= Work to complete =
Below are some records: retype them all exactly, but not the pictures.

──────── Stored data

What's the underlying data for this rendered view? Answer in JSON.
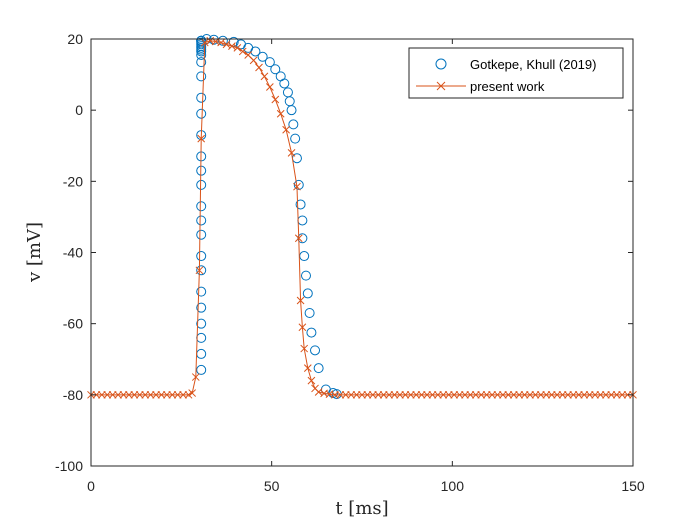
{
  "chart_data": {
    "type": "line",
    "xlabel": "t [ms]",
    "ylabel": "v [mV]",
    "xlim": [
      0,
      150
    ],
    "ylim": [
      -100,
      20
    ],
    "xticks": [
      "0",
      "50",
      "100",
      "150"
    ],
    "yticks": [
      "20",
      "0",
      "-20",
      "-40",
      "-60",
      "-80",
      "-100"
    ],
    "grid": false,
    "legend_position": "top-right",
    "colors": {
      "reference": "#0072BD",
      "present": "#D95319",
      "axis": "#262626"
    },
    "series": [
      {
        "name": "Gotkepe, Khull (2019)",
        "style": "markers",
        "marker": "circle",
        "x": [
          30.5,
          30.5,
          30.5,
          30.5,
          30.5,
          30.5,
          30.5,
          30.5,
          30.5,
          30.5,
          30.5,
          30.5,
          30.5,
          30.5,
          30.5,
          30.5,
          30.5,
          30.5,
          30.5,
          30.5,
          30.5,
          30.5,
          30.5,
          30.5,
          30.5,
          30.5,
          30.5,
          30.5,
          30.5,
          32,
          34,
          36.5,
          39.5,
          41.5,
          43.5,
          45.5,
          47.5,
          49.5,
          51,
          52.5,
          53.5,
          54.5,
          55,
          55.5,
          56,
          56.5,
          57,
          57.5,
          58,
          58.5,
          58.5,
          59,
          59.5,
          60,
          60.5,
          61,
          62,
          63,
          65,
          67,
          68
        ],
        "y": [
          -73,
          -68.5,
          -64,
          -60,
          -55.5,
          -51,
          -45,
          -41,
          -35,
          -31,
          -27,
          -21,
          -17,
          -13,
          -7,
          -1,
          3.5,
          9.5,
          13.5,
          15.5,
          16.5,
          17,
          17.5,
          18,
          18.5,
          19,
          19.5,
          19.5,
          19.5,
          20,
          19.8,
          19.5,
          19.2,
          18.5,
          17.5,
          16.5,
          15,
          13.5,
          11.5,
          9.5,
          7.5,
          5,
          2.5,
          0,
          -4,
          -8,
          -13.5,
          -21,
          -26.5,
          -31,
          -36,
          -41,
          -46.5,
          -51.5,
          -57,
          -62.5,
          -67.5,
          -72.5,
          -78.5,
          -79.5,
          -79.8
        ]
      },
      {
        "name": "present work",
        "style": "line+markers",
        "marker": "x",
        "x": [
          0,
          1.5,
          3,
          4.5,
          6,
          7.5,
          9,
          10.5,
          12,
          13.5,
          15,
          16.5,
          18,
          19.5,
          21,
          22.5,
          24,
          25.5,
          27,
          28,
          29,
          30,
          30.5,
          31.5,
          33,
          34.5,
          36,
          37.5,
          39,
          40.5,
          42,
          43.5,
          45,
          46.5,
          48,
          49.5,
          51,
          52.5,
          54,
          55.5,
          57,
          57.5,
          58,
          58.5,
          59,
          60,
          61,
          62,
          63,
          64.5,
          66,
          67.5,
          69,
          70.5,
          72,
          73.5,
          75,
          76.5,
          78,
          79.5,
          81,
          82.5,
          84,
          85.5,
          87,
          88.5,
          90,
          91.5,
          93,
          94.5,
          96,
          97.5,
          99,
          100.5,
          102,
          103.5,
          105,
          106.5,
          108,
          109.5,
          111,
          112.5,
          114,
          115.5,
          117,
          118.5,
          120,
          121.5,
          123,
          124.5,
          126,
          127.5,
          129,
          130.5,
          132,
          133.5,
          135,
          136.5,
          138,
          139.5,
          141,
          142.5,
          144,
          145.5,
          147,
          148.5,
          150
        ],
        "y": [
          -80,
          -80,
          -80,
          -80,
          -80,
          -80,
          -80,
          -80,
          -80,
          -80,
          -80,
          -80,
          -80,
          -80,
          -80,
          -80,
          -80,
          -80,
          -80,
          -79.5,
          -75,
          -45,
          -8,
          19,
          19.5,
          19.3,
          19,
          18.5,
          18,
          17.5,
          16.5,
          15.5,
          14,
          12,
          9.5,
          6.5,
          3,
          -1,
          -5.5,
          -12,
          -21.5,
          -36,
          -53.5,
          -61,
          -67,
          -72.5,
          -76,
          -78.2,
          -79.2,
          -79.6,
          -79.8,
          -80,
          -80,
          -80,
          -80,
          -80,
          -80,
          -80,
          -80,
          -80,
          -80,
          -80,
          -80,
          -80,
          -80,
          -80,
          -80,
          -80,
          -80,
          -80,
          -80,
          -80,
          -80,
          -80,
          -80,
          -80,
          -80,
          -80,
          -80,
          -80,
          -80,
          -80,
          -80,
          -80,
          -80,
          -80,
          -80,
          -80,
          -80,
          -80,
          -80,
          -80,
          -80,
          -80,
          -80,
          -80,
          -80,
          -80,
          -80,
          -80,
          -80,
          -80,
          -80,
          -80,
          -80,
          -80,
          -80
        ]
      }
    ]
  }
}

────────────────

= Result of the exercise =
What's the underlying data for this rendered view? Answer in JSON.
{
  "chart_data": {
    "type": "line",
    "xlabel": "t [ms]",
    "ylabel": "v [mV]",
    "xlim": [
      0,
      150
    ],
    "ylim": [
      -100,
      20
    ],
    "xticks": [
      "0",
      "50",
      "100",
      "150"
    ],
    "yticks": [
      "20",
      "0",
      "-20",
      "-40",
      "-60",
      "-80",
      "-100"
    ],
    "grid": false,
    "legend_position": "top-right",
    "colors": {
      "reference": "#0072BD",
      "present": "#D95319",
      "axis": "#262626"
    },
    "series": [
      {
        "name": "Gotkepe, Khull (2019)",
        "style": "markers",
        "marker": "circle",
        "x": [
          30.5,
          30.5,
          30.5,
          30.5,
          30.5,
          30.5,
          30.5,
          30.5,
          30.5,
          30.5,
          30.5,
          30.5,
          30.5,
          30.5,
          30.5,
          30.5,
          30.5,
          30.5,
          30.5,
          30.5,
          30.5,
          30.5,
          30.5,
          30.5,
          30.5,
          30.5,
          30.5,
          30.5,
          30.5,
          32,
          34,
          36.5,
          39.5,
          41.5,
          43.5,
          45.5,
          47.5,
          49.5,
          51,
          52.5,
          53.5,
          54.5,
          55,
          55.5,
          56,
          56.5,
          57,
          57.5,
          58,
          58.5,
          58.5,
          59,
          59.5,
          60,
          60.5,
          61,
          62,
          63,
          65,
          67,
          68
        ],
        "y": [
          -73,
          -68.5,
          -64,
          -60,
          -55.5,
          -51,
          -45,
          -41,
          -35,
          -31,
          -27,
          -21,
          -17,
          -13,
          -7,
          -1,
          3.5,
          9.5,
          13.5,
          15.5,
          16.5,
          17,
          17.5,
          18,
          18.5,
          19,
          19.5,
          19.5,
          19.5,
          20,
          19.8,
          19.5,
          19.2,
          18.5,
          17.5,
          16.5,
          15,
          13.5,
          11.5,
          9.5,
          7.5,
          5,
          2.5,
          0,
          -4,
          -8,
          -13.5,
          -21,
          -26.5,
          -31,
          -36,
          -41,
          -46.5,
          -51.5,
          -57,
          -62.5,
          -67.5,
          -72.5,
          -78.5,
          -79.5,
          -79.8
        ]
      },
      {
        "name": "present work",
        "style": "line+markers",
        "marker": "x",
        "x": [
          0,
          1.5,
          3,
          4.5,
          6,
          7.5,
          9,
          10.5,
          12,
          13.5,
          15,
          16.5,
          18,
          19.5,
          21,
          22.5,
          24,
          25.5,
          27,
          28,
          29,
          30,
          30.5,
          31.5,
          33,
          34.5,
          36,
          37.5,
          39,
          40.5,
          42,
          43.5,
          45,
          46.5,
          48,
          49.5,
          51,
          52.5,
          54,
          55.5,
          57,
          57.5,
          58,
          58.5,
          59,
          60,
          61,
          62,
          63,
          64.5,
          66,
          67.5,
          69,
          70.5,
          72,
          73.5,
          75,
          76.5,
          78,
          79.5,
          81,
          82.5,
          84,
          85.5,
          87,
          88.5,
          90,
          91.5,
          93,
          94.5,
          96,
          97.5,
          99,
          100.5,
          102,
          103.5,
          105,
          106.5,
          108,
          109.5,
          111,
          112.5,
          114,
          115.5,
          117,
          118.5,
          120,
          121.5,
          123,
          124.5,
          126,
          127.5,
          129,
          130.5,
          132,
          133.5,
          135,
          136.5,
          138,
          139.5,
          141,
          142.5,
          144,
          145.5,
          147,
          148.5,
          150
        ],
        "y": [
          -80,
          -80,
          -80,
          -80,
          -80,
          -80,
          -80,
          -80,
          -80,
          -80,
          -80,
          -80,
          -80,
          -80,
          -80,
          -80,
          -80,
          -80,
          -80,
          -79.5,
          -75,
          -45,
          -8,
          19,
          19.5,
          19.3,
          19,
          18.5,
          18,
          17.5,
          16.5,
          15.5,
          14,
          12,
          9.5,
          6.5,
          3,
          -1,
          -5.5,
          -12,
          -21.5,
          -36,
          -53.5,
          -61,
          -67,
          -72.5,
          -76,
          -78.2,
          -79.2,
          -79.6,
          -79.8,
          -80,
          -80,
          -80,
          -80,
          -80,
          -80,
          -80,
          -80,
          -80,
          -80,
          -80,
          -80,
          -80,
          -80,
          -80,
          -80,
          -80,
          -80,
          -80,
          -80,
          -80,
          -80,
          -80,
          -80,
          -80,
          -80,
          -80,
          -80,
          -80,
          -80,
          -80,
          -80,
          -80,
          -80,
          -80,
          -80,
          -80,
          -80,
          -80,
          -80,
          -80,
          -80,
          -80,
          -80,
          -80,
          -80,
          -80,
          -80,
          -80,
          -80,
          -80,
          -80,
          -80,
          -80,
          -80,
          -80
        ]
      }
    ]
  }
}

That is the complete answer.